What is needed: Reproduce all the entries exactly and keep the pictures out.
<<<<
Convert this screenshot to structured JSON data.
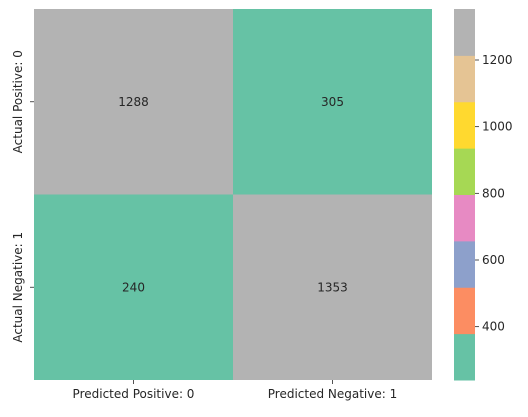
{
  "chart_data": {
    "type": "heatmap",
    "title": "",
    "xlabel": "",
    "ylabel": "",
    "x_tick_labels": [
      "Predicted Positive: 0",
      "Predicted Negative: 1"
    ],
    "y_tick_labels": [
      "Actual Positive: 0",
      "Actual Negative: 1"
    ],
    "values": [
      [
        1288,
        305
      ],
      [
        240,
        1353
      ]
    ],
    "colorbar": {
      "range": [
        240,
        1353
      ],
      "ticks": [
        400,
        600,
        800,
        1000,
        1200
      ],
      "colormap": "Set2",
      "colors": [
        "#66c2a5",
        "#fc8d62",
        "#8da0cb",
        "#e78ac3",
        "#a6d854",
        "#ffd92f",
        "#e5c494",
        "#b3b3b3"
      ]
    },
    "grid": false
  }
}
>>>>
Solution for this exercise:
Convert this screenshot to structured JSON data.
{
  "chart_data": {
    "type": "heatmap",
    "title": "",
    "xlabel": "",
    "ylabel": "",
    "x_tick_labels": [
      "Predicted Positive: 0",
      "Predicted Negative: 1"
    ],
    "y_tick_labels": [
      "Actual Positive: 0",
      "Actual Negative: 1"
    ],
    "values": [
      [
        1288,
        305
      ],
      [
        240,
        1353
      ]
    ],
    "colorbar": {
      "range": [
        240,
        1353
      ],
      "ticks": [
        400,
        600,
        800,
        1000,
        1200
      ],
      "colormap": "Set2",
      "colors": [
        "#66c2a5",
        "#fc8d62",
        "#8da0cb",
        "#e78ac3",
        "#a6d854",
        "#ffd92f",
        "#e5c494",
        "#b3b3b3"
      ]
    },
    "grid": false
  }
}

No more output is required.